In full and without alteration, give the listing again.

§ **MATERIAL**
>> Begin
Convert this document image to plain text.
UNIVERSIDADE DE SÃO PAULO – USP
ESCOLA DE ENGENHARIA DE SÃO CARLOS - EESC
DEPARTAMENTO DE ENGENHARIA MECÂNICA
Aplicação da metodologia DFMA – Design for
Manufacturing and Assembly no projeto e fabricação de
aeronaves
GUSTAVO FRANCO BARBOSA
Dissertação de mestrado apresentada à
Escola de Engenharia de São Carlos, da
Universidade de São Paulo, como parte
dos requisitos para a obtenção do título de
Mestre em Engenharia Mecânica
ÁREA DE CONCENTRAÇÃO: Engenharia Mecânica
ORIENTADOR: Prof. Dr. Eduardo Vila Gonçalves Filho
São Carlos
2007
>> End
§ **RESPONSE**
Convert this document image to plain text.
UNIVERSIDADE DE SÃO PAULO – USP
ESCOLA DE ENGENHARIA DE SÃO CARLOS - EESC
DEPARTAMENTO DE ENGENHARIA MECÂNICA
Aplicação da metodologia DFMA – Design for
Manufacturing and Assembly no projeto e fabricação de
aeronaves
GUSTAVO FRANCO BARBOSA
Dissertação de mestrado apresentada à
Escola de Engenharia de São Carlos, da
Universidade de São Paulo, como parte
dos requisitos para a obtenção do título de
Mestre em Engenharia Mecânica
ÁREA DE CONCENTRAÇÃO: Engenharia Mecânica
ORIENTADOR: Prof. Dr. Eduardo Vila Gonçalves Filho
São Carlos
2007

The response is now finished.